#### Records for the task

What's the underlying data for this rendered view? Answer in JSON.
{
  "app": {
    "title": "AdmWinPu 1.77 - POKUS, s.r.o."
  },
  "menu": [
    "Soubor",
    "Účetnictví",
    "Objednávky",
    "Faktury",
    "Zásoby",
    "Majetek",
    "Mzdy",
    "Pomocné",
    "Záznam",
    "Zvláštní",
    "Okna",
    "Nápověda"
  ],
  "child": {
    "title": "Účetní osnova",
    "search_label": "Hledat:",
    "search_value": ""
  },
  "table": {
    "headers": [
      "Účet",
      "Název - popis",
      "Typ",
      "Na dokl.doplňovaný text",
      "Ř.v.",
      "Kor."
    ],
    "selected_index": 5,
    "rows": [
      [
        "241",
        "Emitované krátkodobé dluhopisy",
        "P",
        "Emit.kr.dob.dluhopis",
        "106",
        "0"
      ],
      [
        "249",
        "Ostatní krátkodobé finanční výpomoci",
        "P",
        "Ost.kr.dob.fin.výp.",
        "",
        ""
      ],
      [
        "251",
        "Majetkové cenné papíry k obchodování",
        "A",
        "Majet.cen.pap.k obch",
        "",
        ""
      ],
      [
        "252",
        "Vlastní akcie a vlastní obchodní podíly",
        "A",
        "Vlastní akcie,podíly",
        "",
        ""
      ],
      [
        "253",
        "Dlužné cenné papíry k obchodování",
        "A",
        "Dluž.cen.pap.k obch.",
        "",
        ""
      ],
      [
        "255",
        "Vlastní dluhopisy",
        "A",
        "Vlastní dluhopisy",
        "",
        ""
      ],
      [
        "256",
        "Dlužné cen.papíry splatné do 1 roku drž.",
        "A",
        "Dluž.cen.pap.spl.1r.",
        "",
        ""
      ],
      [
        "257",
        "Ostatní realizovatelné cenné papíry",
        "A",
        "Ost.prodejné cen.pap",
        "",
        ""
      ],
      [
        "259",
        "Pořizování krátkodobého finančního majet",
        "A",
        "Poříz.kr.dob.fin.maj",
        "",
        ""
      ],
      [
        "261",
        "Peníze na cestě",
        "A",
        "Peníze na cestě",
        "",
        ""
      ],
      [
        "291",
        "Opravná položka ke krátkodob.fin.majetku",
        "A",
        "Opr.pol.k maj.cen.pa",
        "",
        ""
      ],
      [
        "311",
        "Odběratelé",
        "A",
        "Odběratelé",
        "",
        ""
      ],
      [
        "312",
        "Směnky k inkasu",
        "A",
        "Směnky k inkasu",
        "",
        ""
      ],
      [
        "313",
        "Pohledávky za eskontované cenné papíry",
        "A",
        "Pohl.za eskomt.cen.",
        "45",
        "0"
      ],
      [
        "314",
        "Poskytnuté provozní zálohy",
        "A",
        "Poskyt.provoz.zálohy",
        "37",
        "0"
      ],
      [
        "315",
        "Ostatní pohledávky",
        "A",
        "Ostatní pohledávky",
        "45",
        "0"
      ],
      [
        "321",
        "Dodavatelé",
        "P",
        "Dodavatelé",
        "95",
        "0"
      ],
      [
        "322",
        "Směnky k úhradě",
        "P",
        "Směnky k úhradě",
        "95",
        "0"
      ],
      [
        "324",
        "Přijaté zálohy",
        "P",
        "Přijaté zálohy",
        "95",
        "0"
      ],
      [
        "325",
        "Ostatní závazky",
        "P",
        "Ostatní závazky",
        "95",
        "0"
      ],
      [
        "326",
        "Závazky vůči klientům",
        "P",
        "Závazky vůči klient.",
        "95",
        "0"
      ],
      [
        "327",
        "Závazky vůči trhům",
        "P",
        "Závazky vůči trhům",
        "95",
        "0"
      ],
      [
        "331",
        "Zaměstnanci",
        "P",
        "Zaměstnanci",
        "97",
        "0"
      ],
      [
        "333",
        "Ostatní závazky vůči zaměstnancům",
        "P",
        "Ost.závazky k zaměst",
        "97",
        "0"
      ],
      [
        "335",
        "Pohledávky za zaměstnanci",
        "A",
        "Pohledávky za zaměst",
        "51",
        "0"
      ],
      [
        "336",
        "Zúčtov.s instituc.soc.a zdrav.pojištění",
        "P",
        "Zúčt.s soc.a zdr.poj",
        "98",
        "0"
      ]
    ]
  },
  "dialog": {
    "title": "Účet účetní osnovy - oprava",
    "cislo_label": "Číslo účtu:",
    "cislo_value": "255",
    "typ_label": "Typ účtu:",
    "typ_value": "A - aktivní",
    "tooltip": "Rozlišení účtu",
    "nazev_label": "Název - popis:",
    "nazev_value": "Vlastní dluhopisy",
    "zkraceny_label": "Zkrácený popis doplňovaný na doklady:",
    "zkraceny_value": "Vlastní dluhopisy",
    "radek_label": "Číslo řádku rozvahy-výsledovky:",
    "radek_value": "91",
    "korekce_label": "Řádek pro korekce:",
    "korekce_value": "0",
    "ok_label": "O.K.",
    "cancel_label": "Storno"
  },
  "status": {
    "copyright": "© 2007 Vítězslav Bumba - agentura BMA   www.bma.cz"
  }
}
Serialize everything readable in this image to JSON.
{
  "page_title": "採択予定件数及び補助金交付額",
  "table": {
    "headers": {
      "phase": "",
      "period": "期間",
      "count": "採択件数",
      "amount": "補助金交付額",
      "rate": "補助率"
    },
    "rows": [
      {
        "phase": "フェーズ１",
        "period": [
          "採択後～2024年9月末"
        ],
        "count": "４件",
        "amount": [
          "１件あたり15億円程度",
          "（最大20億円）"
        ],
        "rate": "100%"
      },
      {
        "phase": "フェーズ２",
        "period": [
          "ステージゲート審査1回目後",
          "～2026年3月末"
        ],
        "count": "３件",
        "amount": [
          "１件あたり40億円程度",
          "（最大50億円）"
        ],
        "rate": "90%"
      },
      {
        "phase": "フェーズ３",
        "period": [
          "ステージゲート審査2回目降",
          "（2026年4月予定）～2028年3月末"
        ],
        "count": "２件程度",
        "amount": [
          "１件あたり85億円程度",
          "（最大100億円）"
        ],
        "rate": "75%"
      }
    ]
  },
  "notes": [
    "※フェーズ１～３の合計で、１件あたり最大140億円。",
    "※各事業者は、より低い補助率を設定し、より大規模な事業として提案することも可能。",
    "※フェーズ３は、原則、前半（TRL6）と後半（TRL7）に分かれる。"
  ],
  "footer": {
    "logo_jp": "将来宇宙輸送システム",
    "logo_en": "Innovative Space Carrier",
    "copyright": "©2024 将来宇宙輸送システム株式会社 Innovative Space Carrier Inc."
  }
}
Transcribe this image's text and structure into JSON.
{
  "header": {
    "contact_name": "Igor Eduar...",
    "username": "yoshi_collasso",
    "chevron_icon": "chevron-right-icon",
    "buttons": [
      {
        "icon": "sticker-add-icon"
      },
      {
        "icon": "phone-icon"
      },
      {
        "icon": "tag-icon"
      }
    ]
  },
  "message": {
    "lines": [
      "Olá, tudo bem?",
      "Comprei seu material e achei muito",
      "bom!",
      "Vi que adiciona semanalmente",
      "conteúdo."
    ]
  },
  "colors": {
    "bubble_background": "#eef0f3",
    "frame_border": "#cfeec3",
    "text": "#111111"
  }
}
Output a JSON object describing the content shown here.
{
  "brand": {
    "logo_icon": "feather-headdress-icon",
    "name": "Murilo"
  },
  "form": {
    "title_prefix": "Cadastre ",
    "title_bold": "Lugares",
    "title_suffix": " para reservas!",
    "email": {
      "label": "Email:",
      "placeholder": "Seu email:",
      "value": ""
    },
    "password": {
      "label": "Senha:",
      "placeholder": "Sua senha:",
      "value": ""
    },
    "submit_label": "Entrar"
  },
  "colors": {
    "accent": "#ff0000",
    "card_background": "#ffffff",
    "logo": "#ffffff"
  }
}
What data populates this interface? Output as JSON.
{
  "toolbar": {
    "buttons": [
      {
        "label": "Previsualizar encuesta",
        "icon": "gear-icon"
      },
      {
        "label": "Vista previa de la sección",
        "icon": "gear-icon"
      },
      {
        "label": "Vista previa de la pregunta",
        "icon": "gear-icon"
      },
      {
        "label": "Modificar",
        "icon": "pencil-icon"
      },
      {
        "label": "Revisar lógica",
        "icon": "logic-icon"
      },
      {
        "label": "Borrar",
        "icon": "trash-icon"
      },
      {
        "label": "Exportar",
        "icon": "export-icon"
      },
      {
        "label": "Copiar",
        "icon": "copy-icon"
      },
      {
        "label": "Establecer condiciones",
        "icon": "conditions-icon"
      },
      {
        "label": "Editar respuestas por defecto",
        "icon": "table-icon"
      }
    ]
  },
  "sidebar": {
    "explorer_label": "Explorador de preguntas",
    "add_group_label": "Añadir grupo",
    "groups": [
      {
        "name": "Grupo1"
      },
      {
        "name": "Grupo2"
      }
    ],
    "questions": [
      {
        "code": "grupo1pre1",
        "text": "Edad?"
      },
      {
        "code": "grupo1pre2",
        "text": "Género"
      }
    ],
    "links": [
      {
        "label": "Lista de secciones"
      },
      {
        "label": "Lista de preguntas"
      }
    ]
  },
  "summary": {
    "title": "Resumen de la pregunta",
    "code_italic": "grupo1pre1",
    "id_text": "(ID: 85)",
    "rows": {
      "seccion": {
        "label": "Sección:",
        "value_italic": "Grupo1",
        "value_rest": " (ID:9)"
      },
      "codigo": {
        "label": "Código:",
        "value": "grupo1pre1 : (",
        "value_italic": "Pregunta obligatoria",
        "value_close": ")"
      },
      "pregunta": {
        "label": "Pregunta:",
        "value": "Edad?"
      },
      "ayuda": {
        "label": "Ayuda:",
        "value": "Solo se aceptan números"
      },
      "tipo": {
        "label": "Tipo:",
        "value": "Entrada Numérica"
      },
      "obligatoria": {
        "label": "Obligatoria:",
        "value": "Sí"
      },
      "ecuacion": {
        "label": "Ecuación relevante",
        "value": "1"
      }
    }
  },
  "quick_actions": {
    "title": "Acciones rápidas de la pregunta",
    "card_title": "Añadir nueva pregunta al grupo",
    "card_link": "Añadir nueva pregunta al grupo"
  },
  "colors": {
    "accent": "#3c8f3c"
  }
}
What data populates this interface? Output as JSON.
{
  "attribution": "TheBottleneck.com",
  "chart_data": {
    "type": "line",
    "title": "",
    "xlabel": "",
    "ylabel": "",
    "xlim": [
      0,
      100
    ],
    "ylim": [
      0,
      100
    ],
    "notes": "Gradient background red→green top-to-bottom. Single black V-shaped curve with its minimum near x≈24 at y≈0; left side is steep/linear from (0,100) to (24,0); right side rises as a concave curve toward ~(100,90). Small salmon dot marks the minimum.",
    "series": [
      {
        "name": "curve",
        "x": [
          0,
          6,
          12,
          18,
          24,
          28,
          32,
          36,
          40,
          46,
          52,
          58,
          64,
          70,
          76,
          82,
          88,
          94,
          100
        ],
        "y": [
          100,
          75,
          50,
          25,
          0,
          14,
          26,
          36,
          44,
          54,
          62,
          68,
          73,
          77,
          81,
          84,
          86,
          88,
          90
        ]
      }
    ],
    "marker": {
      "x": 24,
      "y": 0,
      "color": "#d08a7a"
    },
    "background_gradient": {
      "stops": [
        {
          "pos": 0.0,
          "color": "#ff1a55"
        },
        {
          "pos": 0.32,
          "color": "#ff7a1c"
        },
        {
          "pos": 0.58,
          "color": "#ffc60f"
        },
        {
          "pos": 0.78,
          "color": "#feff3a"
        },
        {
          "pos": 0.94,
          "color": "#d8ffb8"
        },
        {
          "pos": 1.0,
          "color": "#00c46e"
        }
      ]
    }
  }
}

########

* Aim of the task: Count every line above that holds the string "image" and give the total, nothing more.

* Task output: 2